[THE PROBLEM]
Make an exact copy of each entry, leaving out every picture.

[RAW RECORDS]
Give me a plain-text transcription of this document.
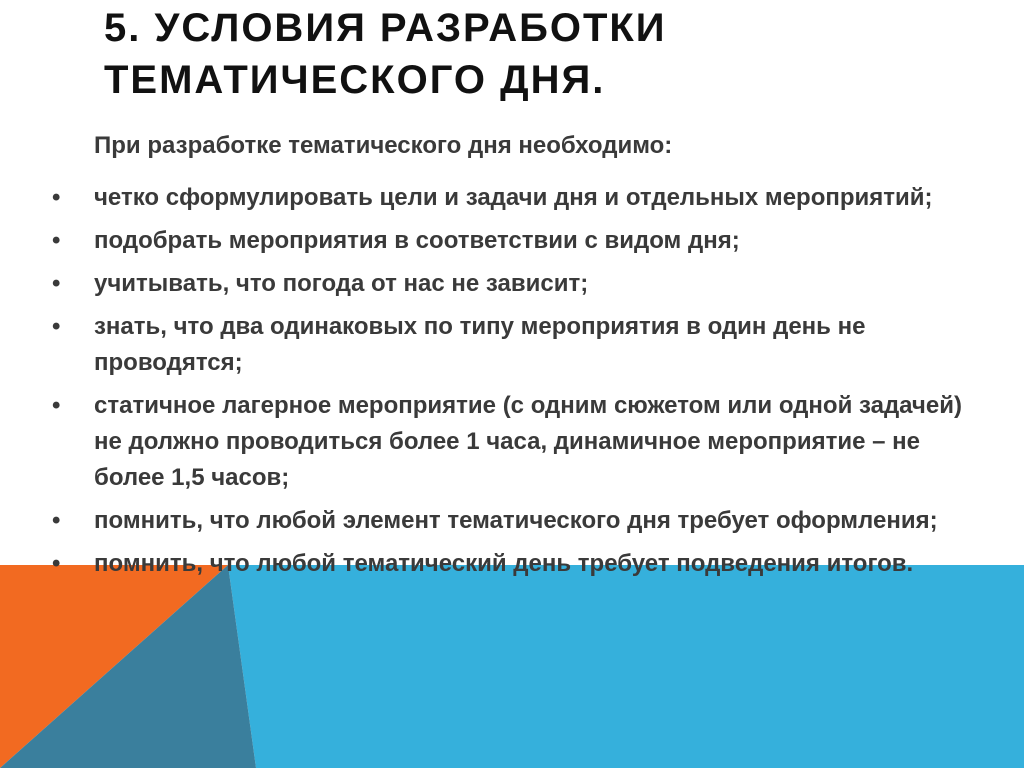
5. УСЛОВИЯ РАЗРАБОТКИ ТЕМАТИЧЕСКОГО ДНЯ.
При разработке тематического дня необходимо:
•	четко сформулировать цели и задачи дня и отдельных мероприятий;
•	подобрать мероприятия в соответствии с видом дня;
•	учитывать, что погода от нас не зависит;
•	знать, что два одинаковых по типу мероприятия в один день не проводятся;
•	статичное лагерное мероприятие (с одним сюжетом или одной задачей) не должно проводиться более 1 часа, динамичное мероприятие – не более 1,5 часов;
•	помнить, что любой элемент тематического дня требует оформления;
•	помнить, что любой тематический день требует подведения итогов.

[RIGHT ANSWER]
Give me a plain-text transcription of this document.
5. УСЛОВИЯ РАЗРАБОТКИ ТЕМАТИЧЕСКОГО ДНЯ.
При разработке тематического дня необходимо:
•	четко сформулировать цели и задачи дня и отдельных мероприятий;
•	подобрать мероприятия в соответствии с видом дня;
•	учитывать, что погода от нас не зависит;
•	знать, что два одинаковых по типу мероприятия в один день не проводятся;
•	статичное лагерное мероприятие (с одним сюжетом или одной задачей) не должно проводиться более 1 часа, динамичное мероприятие – не более 1,5 часов;
•	помнить, что любой элемент тематического дня требует оформления;
•	помнить, что любой тематический день требует подведения итогов.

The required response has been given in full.